TASK DIRECTIONS
In the listing below, find every line with the string "Record" and pull it out.

——————

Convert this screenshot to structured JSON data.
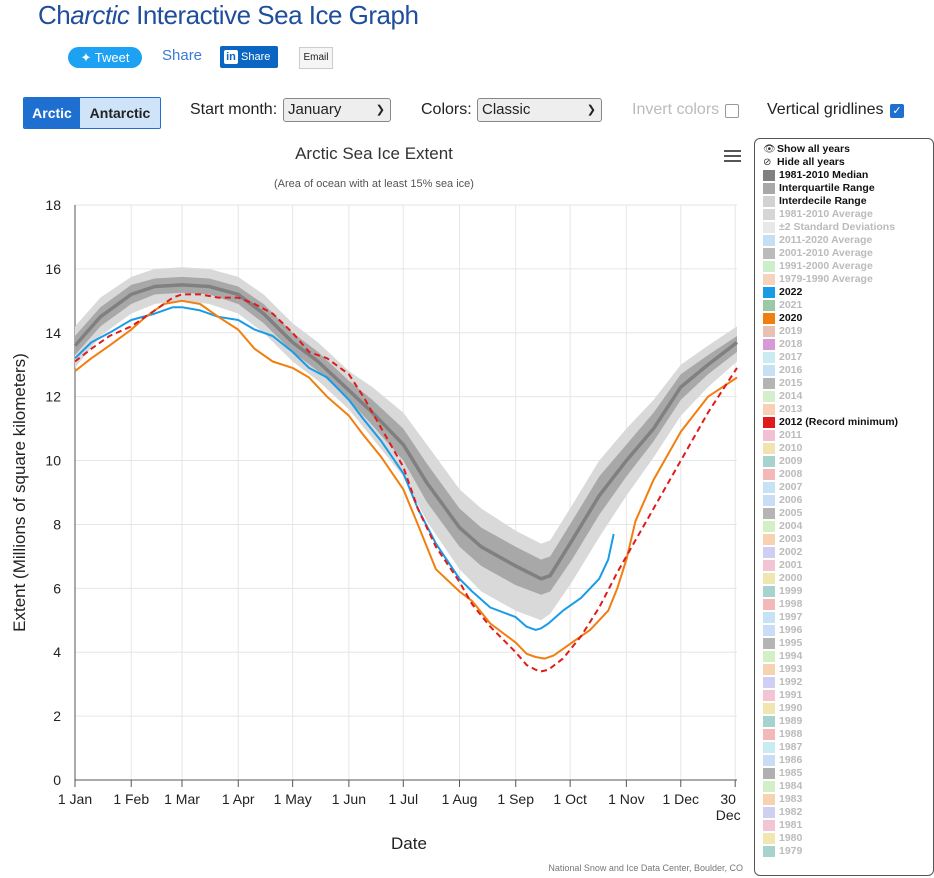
{
  "page": {
    "title_prefix": "Ch",
    "title_italic": "arctic",
    "title_suffix": " Interactive Sea Ice Graph"
  },
  "share": {
    "tweet": "Tweet",
    "share": "Share",
    "linkedin": "Share",
    "linkedin_logo": "in",
    "email": "Email"
  },
  "controls": {
    "arctic": "Arctic",
    "antarctic": "Antarctic",
    "start_month_label": "Start month:",
    "start_month_value": "January",
    "colors_label": "Colors:",
    "colors_value": "Classic",
    "invert_label": "Invert colors",
    "invert_checked": false,
    "gridlines_label": "Vertical gridlines",
    "gridlines_checked": true
  },
  "chart_data": {
    "type": "line",
    "title": "Arctic Sea Ice Extent",
    "subtitle": "(Area of ocean with at least 15% sea ice)",
    "xlabel": "Date",
    "ylabel": "Extent (Millions of square kilometers)",
    "credit": "National Snow and Ice Data Center, Boulder, CO",
    "ylim": [
      0,
      18
    ],
    "y_ticks": [
      0,
      2,
      4,
      6,
      8,
      10,
      12,
      14,
      16,
      18
    ],
    "xlim_day_of_year": [
      1,
      366
    ],
    "x_ticks": [
      {
        "day": 1,
        "label": "1 Jan"
      },
      {
        "day": 32,
        "label": "1 Feb"
      },
      {
        "day": 60,
        "label": "1 Mar"
      },
      {
        "day": 91,
        "label": "1 Apr"
      },
      {
        "day": 121,
        "label": "1 May"
      },
      {
        "day": 152,
        "label": "1 Jun"
      },
      {
        "day": 182,
        "label": "1 Jul"
      },
      {
        "day": 213,
        "label": "1 Aug"
      },
      {
        "day": 244,
        "label": "1 Sep"
      },
      {
        "day": 274,
        "label": "1 Oct"
      },
      {
        "day": 305,
        "label": "1 Nov"
      },
      {
        "day": 335,
        "label": "1 Dec"
      },
      {
        "day": 365,
        "label": "30",
        "label2": "Dec"
      }
    ],
    "vertical_gridlines": true,
    "series": [
      {
        "name": "1981-2010 Median",
        "color": "#808080",
        "x": [
          1,
          15,
          32,
          45,
          60,
          75,
          91,
          105,
          121,
          135,
          152,
          165,
          182,
          195,
          213,
          225,
          244,
          258,
          263,
          275,
          290,
          305,
          320,
          335,
          350,
          366
        ],
        "y": [
          13.6,
          14.5,
          15.2,
          15.45,
          15.5,
          15.45,
          15.2,
          14.6,
          13.7,
          13.1,
          12.2,
          11.5,
          10.5,
          9.3,
          7.9,
          7.3,
          6.7,
          6.3,
          6.4,
          7.5,
          8.9,
          10.0,
          11.0,
          12.3,
          13.0,
          13.7
        ]
      },
      {
        "name": "Interquartile Range",
        "color": "#a8a8a8",
        "x": [
          1,
          15,
          32,
          45,
          60,
          75,
          91,
          105,
          121,
          135,
          152,
          165,
          182,
          195,
          213,
          225,
          244,
          258,
          263,
          275,
          290,
          305,
          320,
          335,
          350,
          366
        ],
        "y_low": [
          13.3,
          14.2,
          14.9,
          15.2,
          15.25,
          15.2,
          14.9,
          14.3,
          13.4,
          12.8,
          11.9,
          11.1,
          10.0,
          8.7,
          7.3,
          6.7,
          6.1,
          5.8,
          5.9,
          6.9,
          8.3,
          9.5,
          10.6,
          11.9,
          12.7,
          13.4
        ],
        "y_high": [
          13.9,
          14.8,
          15.5,
          15.7,
          15.75,
          15.7,
          15.45,
          14.9,
          14.0,
          13.4,
          12.5,
          11.9,
          11.0,
          9.9,
          8.5,
          7.9,
          7.3,
          6.9,
          7.0,
          8.1,
          9.5,
          10.5,
          11.5,
          12.7,
          13.3,
          13.9
        ]
      },
      {
        "name": "Interdecile Range",
        "color": "#d9d9d9",
        "x": [
          1,
          15,
          32,
          45,
          60,
          75,
          91,
          105,
          121,
          135,
          152,
          165,
          182,
          195,
          213,
          225,
          244,
          258,
          263,
          275,
          290,
          305,
          320,
          335,
          350,
          366
        ],
        "y_low": [
          12.9,
          13.9,
          14.6,
          14.9,
          15.0,
          14.9,
          14.6,
          14.0,
          13.1,
          12.5,
          11.6,
          10.7,
          9.5,
          8.1,
          6.6,
          5.9,
          5.3,
          5.0,
          5.2,
          6.2,
          7.6,
          8.9,
          10.1,
          11.4,
          12.3,
          13.1
        ],
        "y_high": [
          14.2,
          15.1,
          15.75,
          16.0,
          16.05,
          16.0,
          15.75,
          15.2,
          14.3,
          13.7,
          12.8,
          12.3,
          11.5,
          10.5,
          9.1,
          8.5,
          7.8,
          7.4,
          7.5,
          8.6,
          10.0,
          11.0,
          11.9,
          13.0,
          13.6,
          14.2
        ]
      },
      {
        "name": "2022",
        "color": "#1a9be6",
        "x": [
          1,
          10,
          20,
          32,
          45,
          55,
          60,
          70,
          80,
          91,
          100,
          110,
          121,
          130,
          140,
          152,
          160,
          170,
          182,
          190,
          200,
          213,
          220,
          230,
          244,
          250,
          255,
          258,
          262,
          270,
          280,
          290,
          295,
          298
        ],
        "y": [
          13.2,
          13.7,
          14.0,
          14.4,
          14.6,
          14.8,
          14.8,
          14.7,
          14.5,
          14.4,
          14.1,
          13.9,
          13.4,
          12.9,
          12.6,
          11.9,
          11.3,
          10.6,
          9.6,
          8.5,
          7.4,
          6.3,
          5.9,
          5.4,
          5.1,
          4.8,
          4.7,
          4.75,
          4.9,
          5.3,
          5.7,
          6.3,
          6.9,
          7.7
        ]
      },
      {
        "name": "2020",
        "color": "#f07f0f",
        "x": [
          1,
          10,
          20,
          32,
          40,
          50,
          60,
          70,
          80,
          91,
          100,
          110,
          121,
          130,
          140,
          152,
          160,
          170,
          182,
          190,
          200,
          213,
          220,
          230,
          244,
          250,
          255,
          260,
          265,
          275,
          285,
          295,
          300,
          305,
          310,
          320,
          335,
          350,
          366
        ],
        "y": [
          12.8,
          13.2,
          13.6,
          14.1,
          14.5,
          14.9,
          15.0,
          14.9,
          14.5,
          14.1,
          13.5,
          13.1,
          12.9,
          12.6,
          12.0,
          11.4,
          10.8,
          10.1,
          9.1,
          8.0,
          6.6,
          5.9,
          5.6,
          4.9,
          4.3,
          3.95,
          3.85,
          3.8,
          3.9,
          4.3,
          4.7,
          5.3,
          6.0,
          6.9,
          8.1,
          9.4,
          10.9,
          12.0,
          12.6
        ]
      },
      {
        "name": "2012 (Record minimum)",
        "color": "#e01b1b",
        "x": [
          1,
          10,
          20,
          32,
          45,
          55,
          60,
          70,
          80,
          91,
          100,
          110,
          121,
          130,
          140,
          152,
          160,
          170,
          182,
          190,
          200,
          213,
          220,
          230,
          244,
          250,
          255,
          258,
          262,
          270,
          280,
          290,
          300,
          310,
          320,
          335,
          350,
          366
        ],
        "y": [
          13.1,
          13.5,
          13.9,
          14.2,
          14.7,
          15.1,
          15.2,
          15.2,
          15.1,
          15.1,
          14.9,
          14.6,
          14.0,
          13.4,
          13.2,
          12.7,
          12.0,
          11.0,
          9.8,
          8.5,
          7.3,
          6.2,
          5.5,
          4.8,
          4.0,
          3.6,
          3.45,
          3.4,
          3.45,
          3.8,
          4.5,
          5.4,
          6.5,
          7.5,
          8.5,
          10.0,
          11.5,
          12.9
        ]
      }
    ]
  },
  "menu": {
    "icon": "hamburger-icon"
  },
  "legend": {
    "show_all": "Show all years",
    "hide_all": "Hide all years",
    "items": [
      {
        "label": "1981-2010 Median",
        "color": "#808080",
        "on": true
      },
      {
        "label": "Interquartile Range",
        "color": "#a8a8a8",
        "on": true
      },
      {
        "label": "Interdecile Range",
        "color": "#d2d2d2",
        "on": true
      },
      {
        "label": "1981-2010 Average",
        "color": "#d6d6d6",
        "on": false
      },
      {
        "label": "±2 Standard Deviations",
        "color": "#e8e8e8",
        "on": false
      },
      {
        "label": "2011-2020 Average",
        "color": "#c7dff5",
        "on": false
      },
      {
        "label": "2001-2010 Average",
        "color": "#bbbbbb",
        "on": false
      },
      {
        "label": "1991-2000 Average",
        "color": "#cdeecb",
        "on": false
      },
      {
        "label": "1979-1990 Average",
        "color": "#f7d2bc",
        "on": false
      },
      {
        "label": "2022",
        "color": "#1a9be6",
        "on": true
      },
      {
        "label": "2021",
        "color": "#9cc8a8",
        "on": false
      },
      {
        "label": "2020",
        "color": "#f07f0f",
        "on": true
      },
      {
        "label": "2019",
        "color": "#e7c2b0",
        "on": false
      },
      {
        "label": "2018",
        "color": "#d89ad6",
        "on": false
      },
      {
        "label": "2017",
        "color": "#c9ecf2",
        "on": false
      },
      {
        "label": "2016",
        "color": "#c8e0f3",
        "on": false
      },
      {
        "label": "2015",
        "color": "#b4b4b4",
        "on": false
      },
      {
        "label": "2014",
        "color": "#d3efcb",
        "on": false
      },
      {
        "label": "2013",
        "color": "#f7d1b6",
        "on": false
      },
      {
        "label": "2012 (Record minimum)",
        "color": "#e01b1b",
        "on": true
      },
      {
        "label": "2011",
        "color": "#f3bfd2",
        "on": false
      },
      {
        "label": "2010",
        "color": "#f0e3b0",
        "on": false
      },
      {
        "label": "2009",
        "color": "#a7d3cf",
        "on": false
      },
      {
        "label": "2008",
        "color": "#f3b8b8",
        "on": false
      },
      {
        "label": "2007",
        "color": "#c6e3f5",
        "on": false
      },
      {
        "label": "2006",
        "color": "#c9def5",
        "on": false
      },
      {
        "label": "2005",
        "color": "#b5b5b5",
        "on": false
      },
      {
        "label": "2004",
        "color": "#d3efc6",
        "on": false
      },
      {
        "label": "2003",
        "color": "#f7d2b0",
        "on": false
      },
      {
        "label": "2002",
        "color": "#cfcff3",
        "on": false
      },
      {
        "label": "2001",
        "color": "#f3c4d3",
        "on": false
      },
      {
        "label": "2000",
        "color": "#f0e7b0",
        "on": false
      },
      {
        "label": "1999",
        "color": "#a7d3cf",
        "on": false
      },
      {
        "label": "1998",
        "color": "#f3b8b8",
        "on": false
      },
      {
        "label": "1997",
        "color": "#c6e3f5",
        "on": false
      },
      {
        "label": "1996",
        "color": "#c9def5",
        "on": false
      },
      {
        "label": "1995",
        "color": "#b5b5b5",
        "on": false
      },
      {
        "label": "1994",
        "color": "#d3efc6",
        "on": false
      },
      {
        "label": "1993",
        "color": "#f7d2b0",
        "on": false
      },
      {
        "label": "1992",
        "color": "#cfcff3",
        "on": false
      },
      {
        "label": "1991",
        "color": "#f3c4d3",
        "on": false
      },
      {
        "label": "1990",
        "color": "#f0e7b0",
        "on": false
      },
      {
        "label": "1989",
        "color": "#a7d3cf",
        "on": false
      },
      {
        "label": "1988",
        "color": "#f3b8b8",
        "on": false
      },
      {
        "label": "1987",
        "color": "#c9ecf2",
        "on": false
      },
      {
        "label": "1986",
        "color": "#c9def5",
        "on": false
      },
      {
        "label": "1985",
        "color": "#b0b0b0",
        "on": false
      },
      {
        "label": "1984",
        "color": "#d3efc6",
        "on": false
      },
      {
        "label": "1983",
        "color": "#f7d2b0",
        "on": false
      },
      {
        "label": "1982",
        "color": "#cfcff3",
        "on": false
      },
      {
        "label": "1981",
        "color": "#f3c4d3",
        "on": false
      },
      {
        "label": "1980",
        "color": "#f0e7b0",
        "on": false
      },
      {
        "label": "1979",
        "color": "#a7d3cf",
        "on": false
      }
    ]
  }
}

——————

TASK RESULT
        "name": "2012 (Record minimum)",
        "label": "2012 (Record minimum)",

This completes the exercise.